● **What to do**
Look through the data for the string "name". Copy every line where it is found.

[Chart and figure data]

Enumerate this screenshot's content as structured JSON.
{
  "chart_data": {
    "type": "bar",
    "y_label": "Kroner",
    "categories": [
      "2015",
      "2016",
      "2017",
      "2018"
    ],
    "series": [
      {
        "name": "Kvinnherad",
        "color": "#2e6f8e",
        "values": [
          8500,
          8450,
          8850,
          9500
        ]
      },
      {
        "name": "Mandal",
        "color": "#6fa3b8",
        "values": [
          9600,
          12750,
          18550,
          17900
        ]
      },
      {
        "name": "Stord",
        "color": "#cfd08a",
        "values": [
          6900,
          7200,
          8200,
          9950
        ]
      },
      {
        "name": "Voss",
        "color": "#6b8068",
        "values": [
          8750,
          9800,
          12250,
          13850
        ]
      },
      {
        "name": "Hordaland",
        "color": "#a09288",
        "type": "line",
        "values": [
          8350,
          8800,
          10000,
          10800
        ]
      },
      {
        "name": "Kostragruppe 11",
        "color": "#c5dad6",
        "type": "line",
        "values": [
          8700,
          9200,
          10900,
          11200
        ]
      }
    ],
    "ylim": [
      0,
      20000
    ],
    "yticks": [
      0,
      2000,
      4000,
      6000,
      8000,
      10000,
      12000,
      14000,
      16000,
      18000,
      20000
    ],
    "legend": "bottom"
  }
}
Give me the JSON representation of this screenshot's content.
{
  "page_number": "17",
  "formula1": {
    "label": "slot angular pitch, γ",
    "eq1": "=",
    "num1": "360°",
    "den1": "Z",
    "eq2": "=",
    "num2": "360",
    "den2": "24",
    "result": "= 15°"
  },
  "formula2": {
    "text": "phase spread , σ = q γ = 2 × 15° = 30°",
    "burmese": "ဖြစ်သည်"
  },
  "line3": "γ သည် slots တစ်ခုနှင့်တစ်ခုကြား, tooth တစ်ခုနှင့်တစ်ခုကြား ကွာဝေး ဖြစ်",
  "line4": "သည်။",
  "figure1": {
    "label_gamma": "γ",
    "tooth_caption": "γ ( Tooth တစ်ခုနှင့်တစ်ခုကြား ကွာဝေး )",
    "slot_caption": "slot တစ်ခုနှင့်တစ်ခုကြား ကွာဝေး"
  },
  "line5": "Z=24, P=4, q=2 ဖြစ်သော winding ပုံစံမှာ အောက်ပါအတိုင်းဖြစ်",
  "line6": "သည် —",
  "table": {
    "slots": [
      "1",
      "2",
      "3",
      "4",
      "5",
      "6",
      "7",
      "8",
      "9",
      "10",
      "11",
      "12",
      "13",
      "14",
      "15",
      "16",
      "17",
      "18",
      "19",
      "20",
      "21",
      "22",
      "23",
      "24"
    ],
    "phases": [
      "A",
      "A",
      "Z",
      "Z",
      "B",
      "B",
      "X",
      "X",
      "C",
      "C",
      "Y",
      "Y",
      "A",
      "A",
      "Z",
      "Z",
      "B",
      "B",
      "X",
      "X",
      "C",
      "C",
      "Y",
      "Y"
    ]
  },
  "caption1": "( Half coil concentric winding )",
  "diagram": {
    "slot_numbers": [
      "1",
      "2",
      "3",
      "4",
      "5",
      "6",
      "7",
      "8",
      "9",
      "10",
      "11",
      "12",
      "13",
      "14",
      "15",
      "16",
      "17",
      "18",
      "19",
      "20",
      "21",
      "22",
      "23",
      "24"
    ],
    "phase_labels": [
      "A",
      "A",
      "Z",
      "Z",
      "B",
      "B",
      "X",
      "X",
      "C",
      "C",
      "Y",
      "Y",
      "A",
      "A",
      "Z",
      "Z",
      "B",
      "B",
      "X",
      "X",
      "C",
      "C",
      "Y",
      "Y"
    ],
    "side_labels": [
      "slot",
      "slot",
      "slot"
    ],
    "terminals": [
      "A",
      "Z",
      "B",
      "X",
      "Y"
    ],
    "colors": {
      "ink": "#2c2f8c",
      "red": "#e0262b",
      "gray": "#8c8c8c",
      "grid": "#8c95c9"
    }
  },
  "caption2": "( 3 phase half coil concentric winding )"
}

● **Output of the exercise**
        "name": "Kvinnherad",
        "name": "Mandal",
        "name": "Stord",
        "name": "Voss",
        "name": "Hordaland",
        "name": "Kostragruppe 11",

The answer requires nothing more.